What you need to do: Give the data a second time, exactly and in full.

Excerpted records:

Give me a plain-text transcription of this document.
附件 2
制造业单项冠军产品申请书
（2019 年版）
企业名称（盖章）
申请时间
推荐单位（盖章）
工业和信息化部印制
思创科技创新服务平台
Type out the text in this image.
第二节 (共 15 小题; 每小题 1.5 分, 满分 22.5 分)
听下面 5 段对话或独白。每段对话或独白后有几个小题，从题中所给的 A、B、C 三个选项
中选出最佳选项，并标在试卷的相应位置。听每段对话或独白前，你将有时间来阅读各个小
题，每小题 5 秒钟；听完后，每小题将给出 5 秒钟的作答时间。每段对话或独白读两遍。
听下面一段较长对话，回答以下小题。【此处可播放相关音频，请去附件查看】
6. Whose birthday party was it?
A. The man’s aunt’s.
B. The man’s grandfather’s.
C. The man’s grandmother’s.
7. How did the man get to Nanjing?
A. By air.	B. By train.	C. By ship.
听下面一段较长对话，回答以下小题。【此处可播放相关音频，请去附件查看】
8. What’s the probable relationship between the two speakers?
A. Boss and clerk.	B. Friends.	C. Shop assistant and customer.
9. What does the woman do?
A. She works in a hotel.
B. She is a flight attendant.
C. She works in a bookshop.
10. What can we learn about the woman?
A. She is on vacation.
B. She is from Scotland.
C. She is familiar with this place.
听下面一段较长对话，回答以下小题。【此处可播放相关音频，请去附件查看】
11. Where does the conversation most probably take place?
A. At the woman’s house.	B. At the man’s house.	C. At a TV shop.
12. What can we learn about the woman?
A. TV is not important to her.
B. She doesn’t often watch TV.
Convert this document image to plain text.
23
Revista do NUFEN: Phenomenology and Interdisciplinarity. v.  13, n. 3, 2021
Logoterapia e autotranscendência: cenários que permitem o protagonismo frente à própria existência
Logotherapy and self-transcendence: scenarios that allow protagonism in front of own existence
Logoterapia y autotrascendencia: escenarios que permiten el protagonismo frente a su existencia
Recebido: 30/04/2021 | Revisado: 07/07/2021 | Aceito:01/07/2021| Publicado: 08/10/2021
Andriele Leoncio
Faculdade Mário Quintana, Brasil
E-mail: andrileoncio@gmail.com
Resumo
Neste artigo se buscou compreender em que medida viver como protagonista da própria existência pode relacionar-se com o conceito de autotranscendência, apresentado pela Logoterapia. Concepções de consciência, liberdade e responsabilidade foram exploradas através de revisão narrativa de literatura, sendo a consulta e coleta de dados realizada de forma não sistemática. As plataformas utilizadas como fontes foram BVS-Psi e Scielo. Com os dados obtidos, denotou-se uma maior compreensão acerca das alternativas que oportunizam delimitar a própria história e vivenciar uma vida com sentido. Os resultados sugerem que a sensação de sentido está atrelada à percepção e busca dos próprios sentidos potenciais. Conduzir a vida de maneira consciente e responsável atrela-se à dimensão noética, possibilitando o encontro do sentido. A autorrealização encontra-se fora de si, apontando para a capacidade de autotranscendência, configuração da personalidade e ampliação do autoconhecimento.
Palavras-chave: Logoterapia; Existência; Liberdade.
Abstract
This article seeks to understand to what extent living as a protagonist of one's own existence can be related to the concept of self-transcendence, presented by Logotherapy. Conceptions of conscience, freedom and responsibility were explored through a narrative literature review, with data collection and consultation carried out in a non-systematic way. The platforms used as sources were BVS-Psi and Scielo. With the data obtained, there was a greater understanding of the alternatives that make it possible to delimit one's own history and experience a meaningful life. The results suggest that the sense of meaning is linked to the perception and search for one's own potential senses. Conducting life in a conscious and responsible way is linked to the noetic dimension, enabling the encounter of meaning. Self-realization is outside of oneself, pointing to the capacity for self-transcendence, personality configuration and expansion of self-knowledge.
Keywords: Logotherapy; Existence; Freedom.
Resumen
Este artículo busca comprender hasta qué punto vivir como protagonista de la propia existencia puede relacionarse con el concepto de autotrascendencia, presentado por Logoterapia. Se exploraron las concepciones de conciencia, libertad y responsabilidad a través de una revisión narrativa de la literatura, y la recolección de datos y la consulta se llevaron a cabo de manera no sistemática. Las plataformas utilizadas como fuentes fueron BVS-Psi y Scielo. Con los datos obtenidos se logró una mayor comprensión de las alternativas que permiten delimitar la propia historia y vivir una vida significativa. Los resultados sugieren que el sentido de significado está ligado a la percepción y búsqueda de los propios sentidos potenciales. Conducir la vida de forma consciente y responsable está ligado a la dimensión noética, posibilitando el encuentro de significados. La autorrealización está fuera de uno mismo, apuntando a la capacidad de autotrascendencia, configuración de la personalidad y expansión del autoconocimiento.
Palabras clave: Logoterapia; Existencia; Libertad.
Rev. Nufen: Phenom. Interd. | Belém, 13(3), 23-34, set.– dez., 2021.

Answer to this task:
Give me a plain-text transcription of this document.
附件 2
制造业单项冠军产品申请书
（2019 年版）
企业名称（盖章）
申请时间
推荐单位（盖章）
工业和信息化部印制
思创科技创新服务平台
Type out the text in this image.
第二节 (共 15 小题; 每小题 1.5 分, 满分 22.5 分)
听下面 5 段对话或独白。每段对话或独白后有几个小题，从题中所给的 A、B、C 三个选项
中选出最佳选项，并标在试卷的相应位置。听每段对话或独白前，你将有时间来阅读各个小
题，每小题 5 秒钟；听完后，每小题将给出 5 秒钟的作答时间。每段对话或独白读两遍。
听下面一段较长对话，回答以下小题。【此处可播放相关音频，请去附件查看】
6. Whose birthday party was it?
A. The man’s aunt’s.
B. The man’s grandfather’s.
C. The man’s grandmother’s.
7. How did the man get to Nanjing?
A. By air.	B. By train.	C. By ship.
听下面一段较长对话，回答以下小题。【此处可播放相关音频，请去附件查看】
8. What’s the probable relationship between the two speakers?
A. Boss and clerk.	B. Friends.	C. Shop assistant and customer.
9. What does the woman do?
A. She works in a hotel.
B. She is a flight attendant.
C. She works in a bookshop.
10. What can we learn about the woman?
A. She is on vacation.
B. She is from Scotland.
C. She is familiar with this place.
听下面一段较长对话，回答以下小题。【此处可播放相关音频，请去附件查看】
11. Where does the conversation most probably take place?
A. At the woman’s house.	B. At the man’s house.	C. At a TV shop.
12. What can we learn about the woman?
A. TV is not important to her.
B. She doesn’t often watch TV.
Convert this document image to plain text.
23
Revista do NUFEN: Phenomenology and Interdisciplinarity. v.  13, n. 3, 2021
Logoterapia e autotranscendência: cenários que permitem o protagonismo frente à própria existência
Logotherapy and self-transcendence: scenarios that allow protagonism in front of own existence
Logoterapia y autotrascendencia: escenarios que permiten el protagonismo frente a su existencia
Recebido: 30/04/2021 | Revisado: 07/07/2021 | Aceito:01/07/2021| Publicado: 08/10/2021
Andriele Leoncio
Faculdade Mário Quintana, Brasil
E-mail: andrileoncio@gmail.com
Resumo
Neste artigo se buscou compreender em que medida viver como protagonista da própria existência pode relacionar-se com o conceito de autotranscendência, apresentado pela Logoterapia. Concepções de consciência, liberdade e responsabilidade foram exploradas através de revisão narrativa de literatura, sendo a consulta e coleta de dados realizada de forma não sistemática. As plataformas utilizadas como fontes foram BVS-Psi e Scielo. Com os dados obtidos, denotou-se uma maior compreensão acerca das alternativas que oportunizam delimitar a própria história e vivenciar uma vida com sentido. Os resultados sugerem que a sensação de sentido está atrelada à percepção e busca dos próprios sentidos potenciais. Conduzir a vida de maneira consciente e responsável atrela-se à dimensão noética, possibilitando o encontro do sentido. A autorrealização encontra-se fora de si, apontando para a capacidade de autotranscendência, configuração da personalidade e ampliação do autoconhecimento.
Palavras-chave: Logoterapia; Existência; Liberdade.
Abstract
This article seeks to understand to what extent living as a protagonist of one's own existence can be related to the concept of self-transcendence, presented by Logotherapy. Conceptions of conscience, freedom and responsibility were explored through a narrative literature review, with data collection and consultation carried out in a non-systematic way. The platforms used as sources were BVS-Psi and Scielo. With the data obtained, there was a greater understanding of the alternatives that make it possible to delimit one's own history and experience a meaningful life. The results suggest that the sense of meaning is linked to the perception and search for one's own potential senses. Conducting life in a conscious and responsible way is linked to the noetic dimension, enabling the encounter of meaning. Self-realization is outside of oneself, pointing to the capacity for self-transcendence, personality configuration and expansion of self-knowledge.
Keywords: Logotherapy; Existence; Freedom.
Resumen
Este artículo busca comprender hasta qué punto vivir como protagonista de la propia existencia puede relacionarse con el concepto de autotrascendencia, presentado por Logoterapia. Se exploraron las concepciones de conciencia, libertad y responsabilidad a través de una revisión narrativa de la literatura, y la recolección de datos y la consulta se llevaron a cabo de manera no sistemática. Las plataformas utilizadas como fuentes fueron BVS-Psi y Scielo. Con los datos obtenidos se logró una mayor comprensión de las alternativas que permiten delimitar la propia historia y vivir una vida significativa. Los resultados sugieren que el sentido de significado está ligado a la percepción y búsqueda de los propios sentidos potenciales. Conducir la vida de forma consciente y responsable está ligado a la dimensión noética, posibilitando el encuentro de significados. La autorrealización está fuera de uno mismo, apuntando a la capacidad de autotrascendencia, configuración de la personalidad y expansión del autoconocimiento.
Palabras clave: Logoterapia; Existencia; Libertad.
Rev. Nufen: Phenom. Interd. | Belém, 13(3), 23-34, set.– dez., 2021.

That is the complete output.